● **Problem details**:
Scan the lines and state how many carry "WANTED". Leave out everything but the number.

● **Material shown**:
+===+
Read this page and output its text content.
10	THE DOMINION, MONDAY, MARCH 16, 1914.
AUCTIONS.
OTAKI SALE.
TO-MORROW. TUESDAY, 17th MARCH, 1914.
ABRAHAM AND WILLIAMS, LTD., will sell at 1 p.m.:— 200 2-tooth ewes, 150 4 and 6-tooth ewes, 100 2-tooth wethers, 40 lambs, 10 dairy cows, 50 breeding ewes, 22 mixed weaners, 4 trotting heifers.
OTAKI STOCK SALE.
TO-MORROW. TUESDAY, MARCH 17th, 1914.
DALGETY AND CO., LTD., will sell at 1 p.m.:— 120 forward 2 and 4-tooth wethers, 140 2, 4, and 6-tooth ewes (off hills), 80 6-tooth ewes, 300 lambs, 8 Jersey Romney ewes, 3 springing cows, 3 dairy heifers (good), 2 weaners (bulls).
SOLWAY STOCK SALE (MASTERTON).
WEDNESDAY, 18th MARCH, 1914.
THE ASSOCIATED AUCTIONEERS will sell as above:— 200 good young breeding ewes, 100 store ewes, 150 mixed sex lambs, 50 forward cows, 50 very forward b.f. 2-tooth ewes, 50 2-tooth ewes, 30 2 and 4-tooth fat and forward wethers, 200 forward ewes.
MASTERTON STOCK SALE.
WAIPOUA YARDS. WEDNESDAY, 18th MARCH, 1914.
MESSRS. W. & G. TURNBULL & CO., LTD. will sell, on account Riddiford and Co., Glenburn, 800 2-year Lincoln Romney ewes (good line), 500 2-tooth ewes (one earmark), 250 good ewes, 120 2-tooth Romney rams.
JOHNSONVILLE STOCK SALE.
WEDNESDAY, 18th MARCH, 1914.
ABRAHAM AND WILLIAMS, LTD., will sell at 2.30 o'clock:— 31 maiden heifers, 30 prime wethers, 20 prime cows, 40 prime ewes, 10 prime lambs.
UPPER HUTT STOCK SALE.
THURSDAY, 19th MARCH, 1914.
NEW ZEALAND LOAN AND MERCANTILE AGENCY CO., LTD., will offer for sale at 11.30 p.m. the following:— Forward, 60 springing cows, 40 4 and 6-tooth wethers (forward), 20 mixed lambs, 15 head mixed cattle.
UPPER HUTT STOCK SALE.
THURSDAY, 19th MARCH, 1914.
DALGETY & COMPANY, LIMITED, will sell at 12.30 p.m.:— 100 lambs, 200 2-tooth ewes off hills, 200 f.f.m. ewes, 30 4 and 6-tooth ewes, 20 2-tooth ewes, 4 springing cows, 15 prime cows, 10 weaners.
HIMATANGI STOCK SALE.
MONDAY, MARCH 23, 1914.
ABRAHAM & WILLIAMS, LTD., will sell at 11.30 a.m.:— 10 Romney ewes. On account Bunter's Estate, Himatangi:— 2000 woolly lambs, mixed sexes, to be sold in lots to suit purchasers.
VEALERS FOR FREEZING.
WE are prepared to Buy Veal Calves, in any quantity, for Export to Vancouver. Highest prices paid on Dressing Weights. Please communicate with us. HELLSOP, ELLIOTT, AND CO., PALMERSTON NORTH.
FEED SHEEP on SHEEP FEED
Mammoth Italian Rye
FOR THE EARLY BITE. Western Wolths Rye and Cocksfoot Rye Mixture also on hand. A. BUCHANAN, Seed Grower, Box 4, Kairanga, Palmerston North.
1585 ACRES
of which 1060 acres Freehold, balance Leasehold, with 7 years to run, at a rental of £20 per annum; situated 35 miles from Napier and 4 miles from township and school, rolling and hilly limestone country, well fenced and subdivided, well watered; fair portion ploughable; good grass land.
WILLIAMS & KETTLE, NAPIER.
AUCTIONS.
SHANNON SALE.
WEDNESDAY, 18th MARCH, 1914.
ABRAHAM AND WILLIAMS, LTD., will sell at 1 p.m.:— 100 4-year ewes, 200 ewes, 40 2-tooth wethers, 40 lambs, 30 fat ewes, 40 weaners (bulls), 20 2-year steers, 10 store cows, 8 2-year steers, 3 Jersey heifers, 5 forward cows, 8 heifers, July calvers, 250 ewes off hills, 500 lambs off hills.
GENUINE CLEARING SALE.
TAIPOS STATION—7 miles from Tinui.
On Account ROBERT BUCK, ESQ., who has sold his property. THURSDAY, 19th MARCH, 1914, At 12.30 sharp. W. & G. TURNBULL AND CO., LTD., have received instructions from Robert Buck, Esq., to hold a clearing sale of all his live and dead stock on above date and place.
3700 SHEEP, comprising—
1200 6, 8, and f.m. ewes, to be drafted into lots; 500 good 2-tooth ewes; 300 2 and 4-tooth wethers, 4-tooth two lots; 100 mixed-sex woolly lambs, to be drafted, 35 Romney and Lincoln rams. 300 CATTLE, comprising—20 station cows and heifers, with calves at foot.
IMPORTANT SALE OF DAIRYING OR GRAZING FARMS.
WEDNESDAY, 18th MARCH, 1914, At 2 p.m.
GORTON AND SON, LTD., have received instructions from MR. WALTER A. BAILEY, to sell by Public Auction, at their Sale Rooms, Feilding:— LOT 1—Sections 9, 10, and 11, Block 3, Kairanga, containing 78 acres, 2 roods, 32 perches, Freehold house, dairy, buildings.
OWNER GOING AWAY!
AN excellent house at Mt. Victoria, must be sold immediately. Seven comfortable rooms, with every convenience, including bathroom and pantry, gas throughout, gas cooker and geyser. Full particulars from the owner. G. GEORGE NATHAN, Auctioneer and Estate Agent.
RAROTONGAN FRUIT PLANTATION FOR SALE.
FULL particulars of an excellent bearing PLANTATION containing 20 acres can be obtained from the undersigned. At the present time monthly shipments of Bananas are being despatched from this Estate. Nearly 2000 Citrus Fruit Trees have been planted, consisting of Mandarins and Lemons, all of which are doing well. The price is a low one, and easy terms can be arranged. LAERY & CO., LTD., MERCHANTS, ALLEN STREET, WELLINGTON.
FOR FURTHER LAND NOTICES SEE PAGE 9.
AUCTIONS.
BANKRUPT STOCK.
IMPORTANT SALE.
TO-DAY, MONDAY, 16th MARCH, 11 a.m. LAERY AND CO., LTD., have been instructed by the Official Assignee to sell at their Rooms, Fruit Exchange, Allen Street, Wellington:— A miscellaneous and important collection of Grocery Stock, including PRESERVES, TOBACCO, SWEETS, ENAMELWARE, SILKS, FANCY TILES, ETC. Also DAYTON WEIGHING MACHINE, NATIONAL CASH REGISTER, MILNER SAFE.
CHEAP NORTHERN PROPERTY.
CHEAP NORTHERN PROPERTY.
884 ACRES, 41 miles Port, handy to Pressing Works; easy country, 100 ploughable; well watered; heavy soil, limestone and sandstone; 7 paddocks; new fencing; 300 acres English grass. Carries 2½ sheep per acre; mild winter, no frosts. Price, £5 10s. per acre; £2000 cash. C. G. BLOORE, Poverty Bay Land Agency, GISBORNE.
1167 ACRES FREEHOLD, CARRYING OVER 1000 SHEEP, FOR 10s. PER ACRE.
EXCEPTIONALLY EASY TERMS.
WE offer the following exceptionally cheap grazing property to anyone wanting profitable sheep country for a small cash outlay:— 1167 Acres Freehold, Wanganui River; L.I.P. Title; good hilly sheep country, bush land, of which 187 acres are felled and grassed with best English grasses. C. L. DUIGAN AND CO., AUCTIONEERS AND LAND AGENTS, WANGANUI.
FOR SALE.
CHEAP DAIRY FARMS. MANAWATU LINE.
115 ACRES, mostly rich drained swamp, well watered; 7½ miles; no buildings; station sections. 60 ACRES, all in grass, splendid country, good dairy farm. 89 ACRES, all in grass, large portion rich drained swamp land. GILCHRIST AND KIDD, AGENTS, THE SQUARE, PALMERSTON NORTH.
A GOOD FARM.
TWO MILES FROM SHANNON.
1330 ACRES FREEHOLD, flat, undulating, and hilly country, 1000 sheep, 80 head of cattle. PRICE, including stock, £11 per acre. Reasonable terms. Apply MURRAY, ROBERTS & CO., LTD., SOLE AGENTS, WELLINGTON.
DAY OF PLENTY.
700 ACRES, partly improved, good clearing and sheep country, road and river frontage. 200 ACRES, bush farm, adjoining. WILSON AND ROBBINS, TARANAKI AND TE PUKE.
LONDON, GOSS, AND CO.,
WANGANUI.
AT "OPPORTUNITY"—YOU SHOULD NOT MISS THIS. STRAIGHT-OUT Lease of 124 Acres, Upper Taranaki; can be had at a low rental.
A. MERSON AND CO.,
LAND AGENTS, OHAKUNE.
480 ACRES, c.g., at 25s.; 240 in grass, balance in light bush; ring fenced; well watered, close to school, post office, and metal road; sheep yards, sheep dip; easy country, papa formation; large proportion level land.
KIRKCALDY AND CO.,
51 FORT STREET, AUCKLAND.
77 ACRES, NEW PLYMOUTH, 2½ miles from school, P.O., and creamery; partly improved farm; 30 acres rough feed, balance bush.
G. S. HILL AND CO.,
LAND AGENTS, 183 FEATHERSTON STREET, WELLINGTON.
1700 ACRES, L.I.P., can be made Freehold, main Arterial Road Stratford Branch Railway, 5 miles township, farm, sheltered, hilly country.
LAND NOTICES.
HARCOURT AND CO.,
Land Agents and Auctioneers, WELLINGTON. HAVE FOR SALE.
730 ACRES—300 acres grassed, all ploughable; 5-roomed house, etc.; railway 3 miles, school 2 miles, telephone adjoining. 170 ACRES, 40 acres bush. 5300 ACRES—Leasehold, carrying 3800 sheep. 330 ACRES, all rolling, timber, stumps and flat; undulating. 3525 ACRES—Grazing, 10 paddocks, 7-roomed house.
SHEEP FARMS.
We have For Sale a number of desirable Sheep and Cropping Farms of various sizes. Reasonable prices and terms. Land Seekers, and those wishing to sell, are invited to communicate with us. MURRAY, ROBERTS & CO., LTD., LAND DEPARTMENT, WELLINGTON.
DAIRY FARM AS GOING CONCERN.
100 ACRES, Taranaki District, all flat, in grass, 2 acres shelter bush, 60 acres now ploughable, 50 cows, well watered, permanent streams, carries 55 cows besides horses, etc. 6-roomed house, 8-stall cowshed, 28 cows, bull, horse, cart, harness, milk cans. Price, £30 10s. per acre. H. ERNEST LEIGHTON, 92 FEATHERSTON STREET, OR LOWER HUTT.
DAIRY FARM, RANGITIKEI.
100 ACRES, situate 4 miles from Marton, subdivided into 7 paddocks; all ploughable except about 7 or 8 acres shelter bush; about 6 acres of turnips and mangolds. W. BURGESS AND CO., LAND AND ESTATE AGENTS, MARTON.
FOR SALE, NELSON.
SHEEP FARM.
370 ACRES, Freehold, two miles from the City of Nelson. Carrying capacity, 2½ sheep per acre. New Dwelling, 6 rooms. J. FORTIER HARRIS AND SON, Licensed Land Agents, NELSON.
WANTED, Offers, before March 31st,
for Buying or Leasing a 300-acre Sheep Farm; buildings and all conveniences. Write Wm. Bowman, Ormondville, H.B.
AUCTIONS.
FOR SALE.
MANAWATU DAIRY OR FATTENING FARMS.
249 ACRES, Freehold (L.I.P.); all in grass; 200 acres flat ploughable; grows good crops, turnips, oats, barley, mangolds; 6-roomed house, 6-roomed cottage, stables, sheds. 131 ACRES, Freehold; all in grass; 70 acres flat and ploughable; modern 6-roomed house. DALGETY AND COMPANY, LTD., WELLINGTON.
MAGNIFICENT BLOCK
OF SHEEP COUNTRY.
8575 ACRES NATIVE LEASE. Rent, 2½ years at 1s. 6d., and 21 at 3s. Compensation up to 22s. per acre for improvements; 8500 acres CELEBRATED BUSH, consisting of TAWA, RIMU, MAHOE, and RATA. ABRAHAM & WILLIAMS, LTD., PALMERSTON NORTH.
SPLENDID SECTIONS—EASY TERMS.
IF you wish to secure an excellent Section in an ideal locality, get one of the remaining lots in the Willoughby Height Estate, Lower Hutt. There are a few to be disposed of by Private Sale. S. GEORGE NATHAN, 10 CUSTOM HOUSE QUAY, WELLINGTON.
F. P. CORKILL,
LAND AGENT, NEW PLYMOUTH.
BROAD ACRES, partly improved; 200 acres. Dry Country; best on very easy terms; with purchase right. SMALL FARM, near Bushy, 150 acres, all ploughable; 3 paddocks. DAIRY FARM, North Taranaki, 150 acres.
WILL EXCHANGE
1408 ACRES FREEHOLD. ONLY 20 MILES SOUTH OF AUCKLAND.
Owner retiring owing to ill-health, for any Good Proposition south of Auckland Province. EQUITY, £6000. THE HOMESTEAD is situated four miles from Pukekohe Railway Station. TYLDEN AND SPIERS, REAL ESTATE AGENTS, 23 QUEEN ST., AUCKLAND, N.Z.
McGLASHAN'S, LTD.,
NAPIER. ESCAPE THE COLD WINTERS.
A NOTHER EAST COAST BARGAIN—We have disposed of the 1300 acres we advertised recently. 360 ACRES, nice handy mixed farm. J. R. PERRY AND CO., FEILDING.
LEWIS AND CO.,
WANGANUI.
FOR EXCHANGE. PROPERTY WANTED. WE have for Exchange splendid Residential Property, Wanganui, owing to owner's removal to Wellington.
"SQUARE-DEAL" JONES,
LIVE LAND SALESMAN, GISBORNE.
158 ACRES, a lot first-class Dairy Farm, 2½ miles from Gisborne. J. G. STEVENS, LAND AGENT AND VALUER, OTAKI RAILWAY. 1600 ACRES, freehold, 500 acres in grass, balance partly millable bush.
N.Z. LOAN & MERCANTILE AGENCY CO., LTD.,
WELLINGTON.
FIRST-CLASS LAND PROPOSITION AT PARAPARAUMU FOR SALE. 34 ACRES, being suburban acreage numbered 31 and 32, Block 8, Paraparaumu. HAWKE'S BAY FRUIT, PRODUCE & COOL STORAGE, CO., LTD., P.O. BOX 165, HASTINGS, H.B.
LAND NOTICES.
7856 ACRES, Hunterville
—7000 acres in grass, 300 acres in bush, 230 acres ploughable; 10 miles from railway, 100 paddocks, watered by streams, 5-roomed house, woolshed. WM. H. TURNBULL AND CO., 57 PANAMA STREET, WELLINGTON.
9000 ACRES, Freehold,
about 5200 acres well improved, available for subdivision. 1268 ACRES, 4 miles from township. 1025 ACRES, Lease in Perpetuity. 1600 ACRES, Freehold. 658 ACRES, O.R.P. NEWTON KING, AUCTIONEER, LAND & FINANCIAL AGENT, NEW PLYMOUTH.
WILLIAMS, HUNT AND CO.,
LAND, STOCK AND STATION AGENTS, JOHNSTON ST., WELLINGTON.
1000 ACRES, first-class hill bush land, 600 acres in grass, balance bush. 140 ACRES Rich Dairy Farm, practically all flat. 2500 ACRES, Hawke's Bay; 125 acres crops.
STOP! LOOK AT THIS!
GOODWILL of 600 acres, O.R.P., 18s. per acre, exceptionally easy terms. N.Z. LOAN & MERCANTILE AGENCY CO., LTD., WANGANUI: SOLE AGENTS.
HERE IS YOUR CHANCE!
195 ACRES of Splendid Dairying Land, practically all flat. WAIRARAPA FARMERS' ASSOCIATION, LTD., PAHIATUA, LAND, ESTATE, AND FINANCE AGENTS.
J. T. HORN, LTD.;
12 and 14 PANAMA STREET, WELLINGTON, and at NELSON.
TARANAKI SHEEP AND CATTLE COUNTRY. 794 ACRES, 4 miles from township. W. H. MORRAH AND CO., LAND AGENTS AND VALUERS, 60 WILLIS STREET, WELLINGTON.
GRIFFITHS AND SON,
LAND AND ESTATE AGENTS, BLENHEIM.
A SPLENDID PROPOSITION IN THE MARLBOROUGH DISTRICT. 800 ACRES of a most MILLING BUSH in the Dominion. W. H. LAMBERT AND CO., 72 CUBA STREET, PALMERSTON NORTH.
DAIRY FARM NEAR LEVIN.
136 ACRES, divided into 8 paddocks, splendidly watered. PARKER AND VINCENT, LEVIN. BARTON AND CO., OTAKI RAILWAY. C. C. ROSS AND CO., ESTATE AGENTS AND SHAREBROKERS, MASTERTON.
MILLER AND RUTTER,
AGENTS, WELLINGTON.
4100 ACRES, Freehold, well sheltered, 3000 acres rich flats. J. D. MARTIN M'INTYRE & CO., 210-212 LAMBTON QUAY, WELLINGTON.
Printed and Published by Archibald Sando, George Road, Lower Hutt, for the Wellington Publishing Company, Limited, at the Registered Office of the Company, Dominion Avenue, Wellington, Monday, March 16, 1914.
+===+
● **Solution for this problem**:
2